» Requirements: Among the entries below, find the lines with "screenshot" and copy them.

· · · · · · ·

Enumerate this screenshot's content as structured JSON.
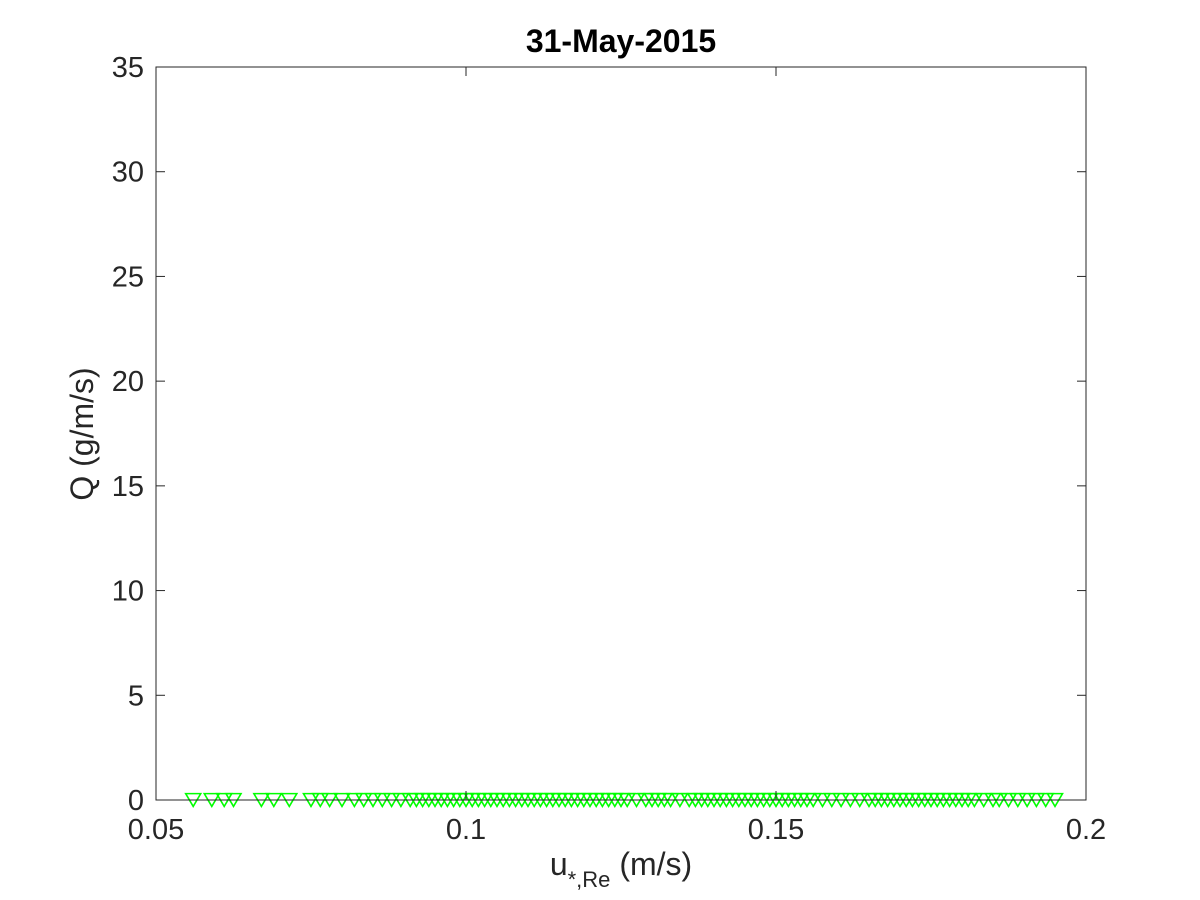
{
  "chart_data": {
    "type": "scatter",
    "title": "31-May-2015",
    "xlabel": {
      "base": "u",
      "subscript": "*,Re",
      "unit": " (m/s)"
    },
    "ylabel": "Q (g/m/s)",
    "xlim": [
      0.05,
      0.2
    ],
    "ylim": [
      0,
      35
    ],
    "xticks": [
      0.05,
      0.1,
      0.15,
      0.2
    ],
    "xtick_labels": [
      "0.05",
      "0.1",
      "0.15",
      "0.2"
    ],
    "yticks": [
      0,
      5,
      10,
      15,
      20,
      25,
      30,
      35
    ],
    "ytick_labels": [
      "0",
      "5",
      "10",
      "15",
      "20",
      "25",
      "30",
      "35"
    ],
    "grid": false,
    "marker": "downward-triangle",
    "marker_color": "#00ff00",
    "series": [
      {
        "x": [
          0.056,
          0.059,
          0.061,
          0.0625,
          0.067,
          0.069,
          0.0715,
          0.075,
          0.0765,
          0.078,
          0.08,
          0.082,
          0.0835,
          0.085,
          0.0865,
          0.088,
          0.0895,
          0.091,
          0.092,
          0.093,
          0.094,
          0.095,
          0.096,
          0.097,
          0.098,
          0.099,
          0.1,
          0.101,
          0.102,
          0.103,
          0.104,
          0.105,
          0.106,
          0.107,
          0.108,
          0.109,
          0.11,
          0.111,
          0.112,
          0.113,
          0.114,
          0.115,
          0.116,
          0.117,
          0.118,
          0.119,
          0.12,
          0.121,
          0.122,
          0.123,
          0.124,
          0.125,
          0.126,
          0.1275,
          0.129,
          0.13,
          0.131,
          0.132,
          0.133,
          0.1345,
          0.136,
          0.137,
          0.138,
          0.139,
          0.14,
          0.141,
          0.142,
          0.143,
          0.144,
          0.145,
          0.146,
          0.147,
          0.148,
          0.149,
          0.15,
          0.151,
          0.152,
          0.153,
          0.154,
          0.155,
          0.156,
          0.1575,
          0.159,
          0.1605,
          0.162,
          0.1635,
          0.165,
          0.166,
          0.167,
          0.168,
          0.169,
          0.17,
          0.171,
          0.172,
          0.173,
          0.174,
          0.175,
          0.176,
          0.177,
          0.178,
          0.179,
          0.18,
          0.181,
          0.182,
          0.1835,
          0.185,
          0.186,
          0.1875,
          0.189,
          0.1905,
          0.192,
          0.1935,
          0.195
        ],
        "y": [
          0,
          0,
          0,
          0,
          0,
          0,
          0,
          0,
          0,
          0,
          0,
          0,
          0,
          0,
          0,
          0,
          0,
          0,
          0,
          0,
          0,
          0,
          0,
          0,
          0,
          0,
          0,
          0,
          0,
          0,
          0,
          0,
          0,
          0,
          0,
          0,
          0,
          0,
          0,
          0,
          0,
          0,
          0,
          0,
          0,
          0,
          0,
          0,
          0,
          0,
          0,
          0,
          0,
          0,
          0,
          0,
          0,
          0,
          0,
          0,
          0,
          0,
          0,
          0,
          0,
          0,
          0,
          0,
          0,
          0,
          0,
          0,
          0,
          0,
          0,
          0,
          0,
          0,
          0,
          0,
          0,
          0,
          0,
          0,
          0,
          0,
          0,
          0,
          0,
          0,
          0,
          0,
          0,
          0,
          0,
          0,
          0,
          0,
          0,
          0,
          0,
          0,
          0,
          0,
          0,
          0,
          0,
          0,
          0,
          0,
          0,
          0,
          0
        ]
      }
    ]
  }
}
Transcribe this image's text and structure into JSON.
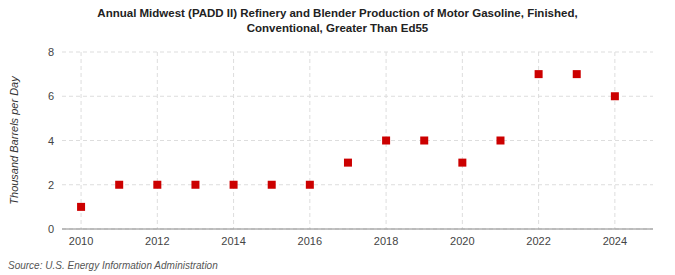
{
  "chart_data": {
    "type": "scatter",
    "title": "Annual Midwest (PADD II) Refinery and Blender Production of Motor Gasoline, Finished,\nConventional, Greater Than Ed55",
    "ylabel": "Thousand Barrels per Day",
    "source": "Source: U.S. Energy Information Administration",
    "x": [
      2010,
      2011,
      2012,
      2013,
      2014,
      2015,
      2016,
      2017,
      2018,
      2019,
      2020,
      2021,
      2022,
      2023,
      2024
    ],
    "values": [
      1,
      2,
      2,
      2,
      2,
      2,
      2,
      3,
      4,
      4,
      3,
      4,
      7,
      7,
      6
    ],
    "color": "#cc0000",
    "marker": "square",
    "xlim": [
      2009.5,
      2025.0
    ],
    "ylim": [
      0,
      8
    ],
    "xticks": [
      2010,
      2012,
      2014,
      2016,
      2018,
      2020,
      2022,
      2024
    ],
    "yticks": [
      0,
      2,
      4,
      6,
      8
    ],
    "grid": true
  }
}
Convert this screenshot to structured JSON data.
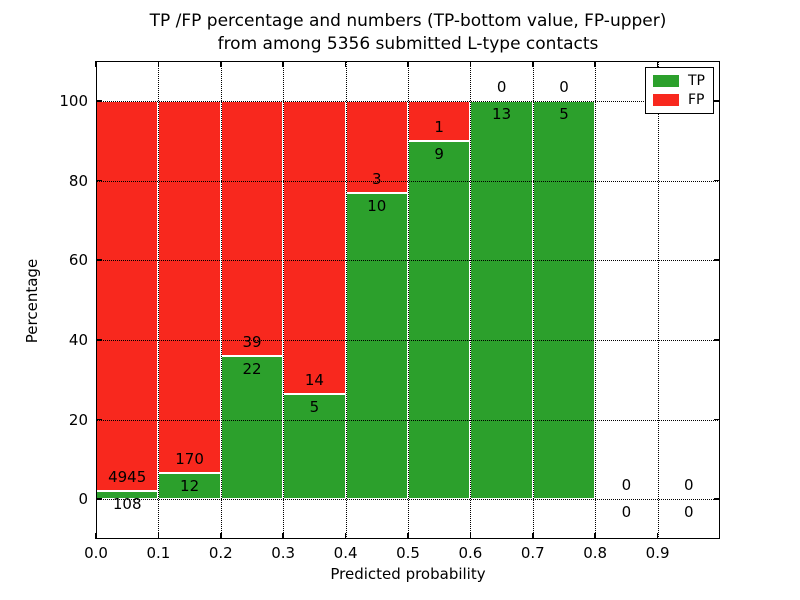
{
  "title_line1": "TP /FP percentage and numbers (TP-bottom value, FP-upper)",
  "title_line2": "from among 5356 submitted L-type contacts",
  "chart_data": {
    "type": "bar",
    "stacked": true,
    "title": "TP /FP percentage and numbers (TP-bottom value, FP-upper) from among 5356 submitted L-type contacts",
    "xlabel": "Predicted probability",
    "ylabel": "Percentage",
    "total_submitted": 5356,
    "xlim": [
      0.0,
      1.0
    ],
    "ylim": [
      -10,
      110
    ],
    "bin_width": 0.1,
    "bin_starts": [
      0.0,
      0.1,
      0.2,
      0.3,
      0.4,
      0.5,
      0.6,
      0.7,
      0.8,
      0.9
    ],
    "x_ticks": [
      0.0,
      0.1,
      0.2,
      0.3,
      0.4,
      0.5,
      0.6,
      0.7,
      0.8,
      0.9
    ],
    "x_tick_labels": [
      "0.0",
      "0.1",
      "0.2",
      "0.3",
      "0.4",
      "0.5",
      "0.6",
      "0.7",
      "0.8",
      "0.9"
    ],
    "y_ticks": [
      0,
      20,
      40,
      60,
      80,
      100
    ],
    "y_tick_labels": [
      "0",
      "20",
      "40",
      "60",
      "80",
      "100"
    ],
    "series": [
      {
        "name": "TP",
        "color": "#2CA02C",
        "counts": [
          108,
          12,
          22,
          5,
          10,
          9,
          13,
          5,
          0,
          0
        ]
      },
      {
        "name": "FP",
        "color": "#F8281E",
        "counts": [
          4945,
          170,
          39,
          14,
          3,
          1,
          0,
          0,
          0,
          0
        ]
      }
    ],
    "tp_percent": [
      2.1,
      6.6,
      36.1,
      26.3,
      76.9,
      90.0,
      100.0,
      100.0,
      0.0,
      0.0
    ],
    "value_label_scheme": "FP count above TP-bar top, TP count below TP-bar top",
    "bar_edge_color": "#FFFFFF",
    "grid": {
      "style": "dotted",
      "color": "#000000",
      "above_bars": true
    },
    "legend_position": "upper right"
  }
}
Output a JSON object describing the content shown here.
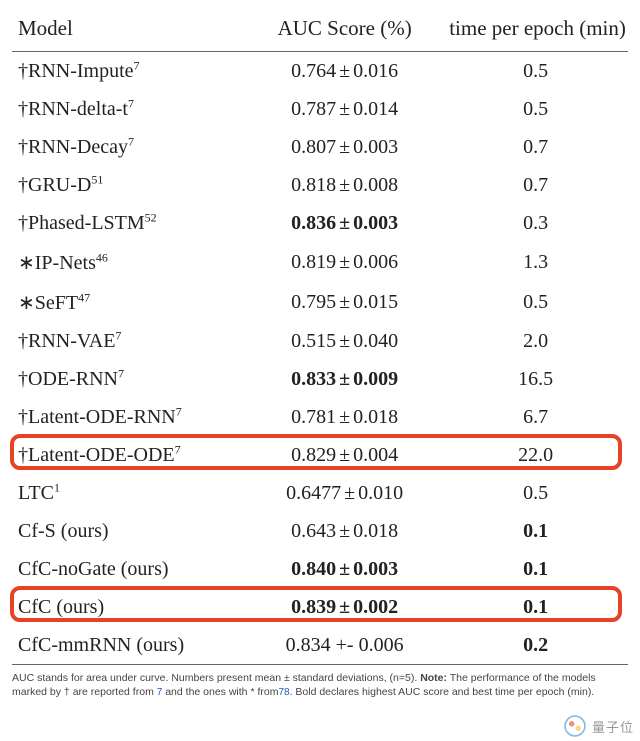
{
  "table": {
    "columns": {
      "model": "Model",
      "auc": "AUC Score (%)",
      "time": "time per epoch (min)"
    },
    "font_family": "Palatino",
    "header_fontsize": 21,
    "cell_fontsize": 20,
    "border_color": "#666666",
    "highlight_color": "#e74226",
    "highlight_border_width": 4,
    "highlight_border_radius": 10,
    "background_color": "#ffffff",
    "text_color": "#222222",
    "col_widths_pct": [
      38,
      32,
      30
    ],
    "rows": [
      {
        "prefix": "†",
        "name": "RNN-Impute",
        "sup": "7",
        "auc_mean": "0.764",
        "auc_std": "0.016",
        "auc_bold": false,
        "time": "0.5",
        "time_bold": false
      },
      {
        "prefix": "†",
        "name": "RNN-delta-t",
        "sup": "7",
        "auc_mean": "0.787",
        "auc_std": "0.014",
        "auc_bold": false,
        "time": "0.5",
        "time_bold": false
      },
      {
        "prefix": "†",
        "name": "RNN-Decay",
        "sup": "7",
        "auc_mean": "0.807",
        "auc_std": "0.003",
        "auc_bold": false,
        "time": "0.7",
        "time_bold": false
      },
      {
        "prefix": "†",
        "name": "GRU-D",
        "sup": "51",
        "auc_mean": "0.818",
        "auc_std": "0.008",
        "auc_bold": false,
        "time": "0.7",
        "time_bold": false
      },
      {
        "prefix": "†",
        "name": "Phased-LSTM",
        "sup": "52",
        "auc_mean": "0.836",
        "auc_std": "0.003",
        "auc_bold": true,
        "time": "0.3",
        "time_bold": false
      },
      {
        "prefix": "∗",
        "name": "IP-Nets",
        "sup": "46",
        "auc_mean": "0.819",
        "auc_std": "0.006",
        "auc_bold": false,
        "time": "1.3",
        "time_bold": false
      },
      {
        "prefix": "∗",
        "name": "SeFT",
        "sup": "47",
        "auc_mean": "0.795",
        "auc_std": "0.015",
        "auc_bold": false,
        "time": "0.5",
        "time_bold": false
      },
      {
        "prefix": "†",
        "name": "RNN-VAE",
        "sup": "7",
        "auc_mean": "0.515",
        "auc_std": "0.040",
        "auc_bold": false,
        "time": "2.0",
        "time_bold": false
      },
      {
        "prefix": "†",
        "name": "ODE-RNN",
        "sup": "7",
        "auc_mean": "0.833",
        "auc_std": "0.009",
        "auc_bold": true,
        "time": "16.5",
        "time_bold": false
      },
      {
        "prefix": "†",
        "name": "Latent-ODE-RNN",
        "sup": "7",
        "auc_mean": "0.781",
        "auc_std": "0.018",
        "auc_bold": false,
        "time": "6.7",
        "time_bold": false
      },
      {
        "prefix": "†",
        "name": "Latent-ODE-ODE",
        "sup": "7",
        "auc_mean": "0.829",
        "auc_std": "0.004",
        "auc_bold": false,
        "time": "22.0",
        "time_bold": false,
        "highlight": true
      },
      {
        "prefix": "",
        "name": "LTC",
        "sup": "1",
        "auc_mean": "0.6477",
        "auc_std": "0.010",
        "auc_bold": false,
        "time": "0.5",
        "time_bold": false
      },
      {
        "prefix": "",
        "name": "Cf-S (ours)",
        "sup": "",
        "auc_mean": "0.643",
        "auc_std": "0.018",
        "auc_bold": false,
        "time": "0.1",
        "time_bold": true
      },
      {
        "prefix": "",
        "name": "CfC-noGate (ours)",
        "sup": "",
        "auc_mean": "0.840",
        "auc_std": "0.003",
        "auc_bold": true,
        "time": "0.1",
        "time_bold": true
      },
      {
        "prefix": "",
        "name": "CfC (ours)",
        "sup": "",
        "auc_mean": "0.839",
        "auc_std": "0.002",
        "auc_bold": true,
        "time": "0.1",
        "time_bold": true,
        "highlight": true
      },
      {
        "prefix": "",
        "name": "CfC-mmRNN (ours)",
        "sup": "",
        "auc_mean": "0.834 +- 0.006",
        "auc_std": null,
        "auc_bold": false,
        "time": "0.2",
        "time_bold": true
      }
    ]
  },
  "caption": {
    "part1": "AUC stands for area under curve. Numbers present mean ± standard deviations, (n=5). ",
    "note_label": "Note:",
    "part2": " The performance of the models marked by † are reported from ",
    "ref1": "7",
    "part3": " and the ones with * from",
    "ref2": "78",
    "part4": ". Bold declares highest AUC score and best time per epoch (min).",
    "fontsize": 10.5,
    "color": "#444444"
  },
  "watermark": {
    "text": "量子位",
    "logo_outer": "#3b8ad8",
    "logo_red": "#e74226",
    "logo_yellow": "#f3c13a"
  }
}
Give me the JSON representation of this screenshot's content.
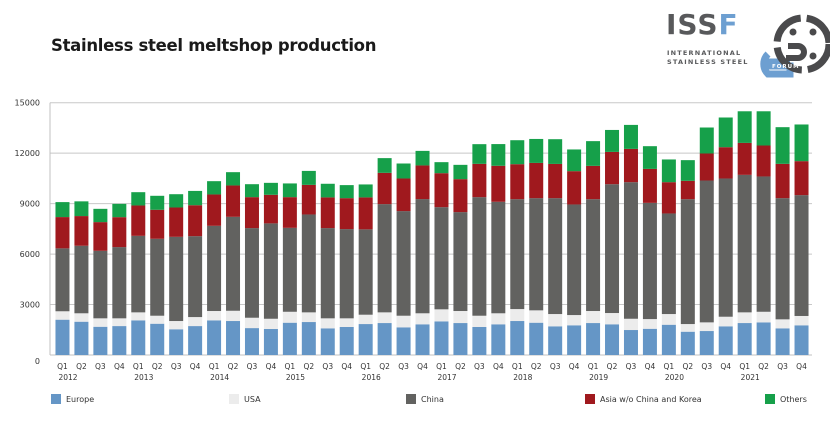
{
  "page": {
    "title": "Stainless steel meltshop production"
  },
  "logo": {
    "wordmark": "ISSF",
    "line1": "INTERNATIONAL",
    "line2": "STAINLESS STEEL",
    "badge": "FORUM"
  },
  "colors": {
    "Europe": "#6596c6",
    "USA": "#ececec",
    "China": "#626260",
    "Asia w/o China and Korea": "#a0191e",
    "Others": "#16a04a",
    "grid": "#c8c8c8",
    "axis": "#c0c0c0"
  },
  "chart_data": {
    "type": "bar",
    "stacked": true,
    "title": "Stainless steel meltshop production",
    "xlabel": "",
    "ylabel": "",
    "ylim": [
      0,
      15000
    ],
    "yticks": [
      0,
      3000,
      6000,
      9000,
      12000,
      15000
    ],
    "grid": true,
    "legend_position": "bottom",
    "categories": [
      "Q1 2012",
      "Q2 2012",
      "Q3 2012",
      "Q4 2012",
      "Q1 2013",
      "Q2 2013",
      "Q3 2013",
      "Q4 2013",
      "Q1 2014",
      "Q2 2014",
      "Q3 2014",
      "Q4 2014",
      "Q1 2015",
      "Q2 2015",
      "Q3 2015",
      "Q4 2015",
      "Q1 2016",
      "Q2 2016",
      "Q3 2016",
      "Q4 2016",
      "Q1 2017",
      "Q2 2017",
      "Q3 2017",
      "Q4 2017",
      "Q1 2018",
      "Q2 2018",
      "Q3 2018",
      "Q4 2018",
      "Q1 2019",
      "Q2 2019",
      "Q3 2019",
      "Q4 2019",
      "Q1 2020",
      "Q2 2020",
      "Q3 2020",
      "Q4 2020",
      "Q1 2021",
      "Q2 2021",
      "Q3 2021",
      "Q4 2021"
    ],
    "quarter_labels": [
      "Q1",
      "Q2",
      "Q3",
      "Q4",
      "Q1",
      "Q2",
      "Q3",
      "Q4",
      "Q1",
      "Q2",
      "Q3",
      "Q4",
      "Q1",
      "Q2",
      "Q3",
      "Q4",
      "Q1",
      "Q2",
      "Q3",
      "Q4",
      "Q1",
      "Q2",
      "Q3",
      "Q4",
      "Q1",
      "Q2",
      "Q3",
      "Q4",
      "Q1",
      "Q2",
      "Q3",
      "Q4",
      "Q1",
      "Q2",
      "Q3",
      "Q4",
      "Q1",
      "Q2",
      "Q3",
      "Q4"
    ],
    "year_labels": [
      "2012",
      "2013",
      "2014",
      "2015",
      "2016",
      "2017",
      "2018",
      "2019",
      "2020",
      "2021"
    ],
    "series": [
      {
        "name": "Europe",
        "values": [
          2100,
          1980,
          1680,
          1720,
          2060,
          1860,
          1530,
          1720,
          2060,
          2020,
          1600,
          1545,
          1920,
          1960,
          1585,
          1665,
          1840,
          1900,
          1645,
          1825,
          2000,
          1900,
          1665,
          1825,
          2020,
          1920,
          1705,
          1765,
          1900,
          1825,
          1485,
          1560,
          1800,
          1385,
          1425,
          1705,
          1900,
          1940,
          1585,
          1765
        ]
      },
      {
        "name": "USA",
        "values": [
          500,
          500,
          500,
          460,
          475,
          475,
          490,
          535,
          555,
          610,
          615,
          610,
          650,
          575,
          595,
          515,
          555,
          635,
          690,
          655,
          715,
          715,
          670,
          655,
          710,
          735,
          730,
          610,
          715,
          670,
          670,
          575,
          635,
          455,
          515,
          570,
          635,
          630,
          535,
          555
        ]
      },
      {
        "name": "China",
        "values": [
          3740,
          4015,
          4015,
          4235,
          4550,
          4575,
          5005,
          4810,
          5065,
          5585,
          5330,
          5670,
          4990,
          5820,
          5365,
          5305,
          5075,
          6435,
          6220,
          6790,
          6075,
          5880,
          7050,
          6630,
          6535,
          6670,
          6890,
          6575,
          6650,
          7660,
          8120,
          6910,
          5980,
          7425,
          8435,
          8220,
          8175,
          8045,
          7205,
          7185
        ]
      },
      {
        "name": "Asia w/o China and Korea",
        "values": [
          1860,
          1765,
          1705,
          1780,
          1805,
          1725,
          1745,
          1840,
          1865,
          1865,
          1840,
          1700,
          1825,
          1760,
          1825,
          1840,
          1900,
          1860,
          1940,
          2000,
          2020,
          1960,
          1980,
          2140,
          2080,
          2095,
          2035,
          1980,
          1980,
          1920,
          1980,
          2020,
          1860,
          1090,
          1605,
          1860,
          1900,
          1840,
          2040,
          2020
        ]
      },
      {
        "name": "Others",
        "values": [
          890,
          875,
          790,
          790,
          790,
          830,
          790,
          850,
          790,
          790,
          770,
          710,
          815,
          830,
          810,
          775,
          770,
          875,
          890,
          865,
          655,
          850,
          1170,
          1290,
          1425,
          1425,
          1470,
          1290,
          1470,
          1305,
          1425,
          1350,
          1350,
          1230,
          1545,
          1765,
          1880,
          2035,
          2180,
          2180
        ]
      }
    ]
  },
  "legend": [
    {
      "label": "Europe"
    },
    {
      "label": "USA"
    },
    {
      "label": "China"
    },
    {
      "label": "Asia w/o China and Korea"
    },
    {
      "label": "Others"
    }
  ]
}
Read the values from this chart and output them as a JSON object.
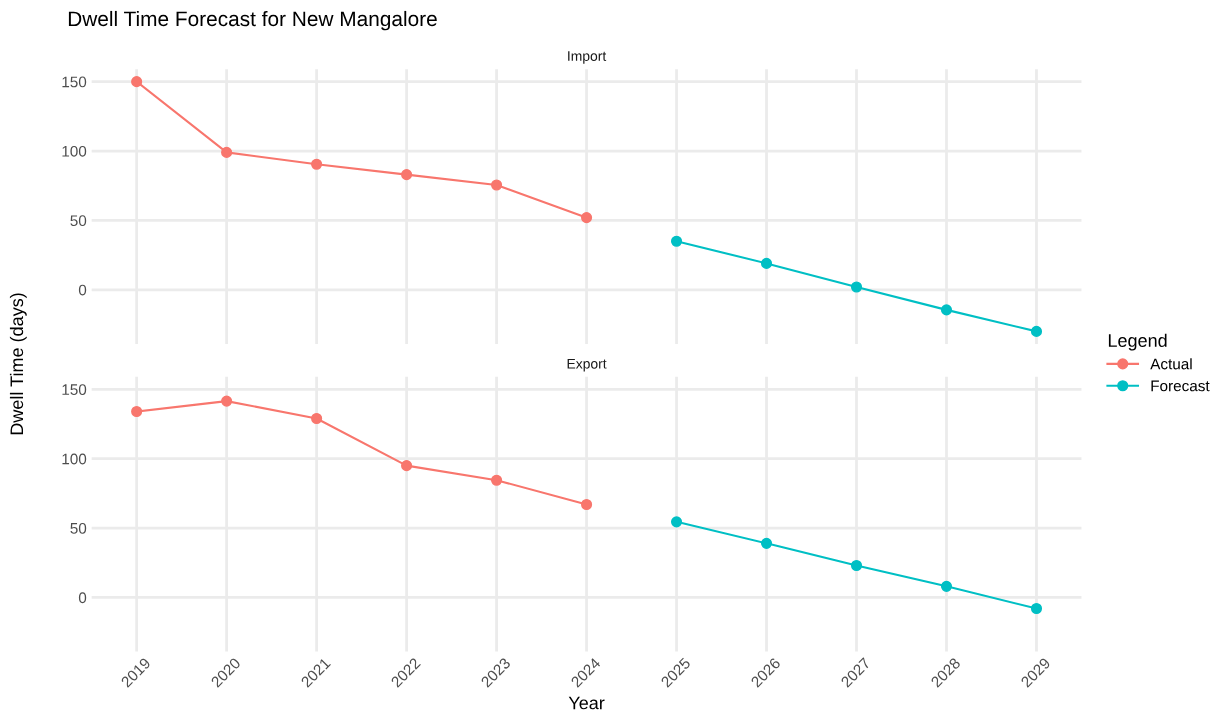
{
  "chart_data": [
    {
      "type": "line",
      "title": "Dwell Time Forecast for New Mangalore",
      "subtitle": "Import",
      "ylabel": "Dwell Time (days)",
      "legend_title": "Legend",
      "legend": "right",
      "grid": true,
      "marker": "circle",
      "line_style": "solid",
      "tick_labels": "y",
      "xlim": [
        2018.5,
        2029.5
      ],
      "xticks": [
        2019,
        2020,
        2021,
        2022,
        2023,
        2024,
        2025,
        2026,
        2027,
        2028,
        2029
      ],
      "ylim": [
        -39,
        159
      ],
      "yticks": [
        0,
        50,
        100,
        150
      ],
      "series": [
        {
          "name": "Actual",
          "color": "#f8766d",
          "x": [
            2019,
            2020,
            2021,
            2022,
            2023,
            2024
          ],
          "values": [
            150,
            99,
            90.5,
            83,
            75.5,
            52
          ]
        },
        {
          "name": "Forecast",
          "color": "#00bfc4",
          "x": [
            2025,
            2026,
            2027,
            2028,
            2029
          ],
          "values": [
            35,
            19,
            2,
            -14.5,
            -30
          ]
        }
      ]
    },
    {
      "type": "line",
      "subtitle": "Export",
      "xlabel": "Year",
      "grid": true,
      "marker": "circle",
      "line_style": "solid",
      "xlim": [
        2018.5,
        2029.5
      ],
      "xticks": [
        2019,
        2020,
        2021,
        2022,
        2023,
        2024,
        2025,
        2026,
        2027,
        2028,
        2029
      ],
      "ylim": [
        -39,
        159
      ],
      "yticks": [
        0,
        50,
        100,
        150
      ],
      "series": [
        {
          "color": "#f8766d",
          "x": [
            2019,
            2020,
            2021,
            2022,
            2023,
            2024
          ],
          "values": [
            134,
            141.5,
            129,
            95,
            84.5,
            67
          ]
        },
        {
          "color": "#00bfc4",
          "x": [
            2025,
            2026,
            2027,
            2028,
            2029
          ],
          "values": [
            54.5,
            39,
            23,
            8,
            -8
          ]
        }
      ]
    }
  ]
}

· · · · · · ·

» Answer to the exercise:
Enumerate this screenshot's content as structured JSON.
Convert this screenshot to structured JSON data.
Give me the JSON representation of this screenshot's content.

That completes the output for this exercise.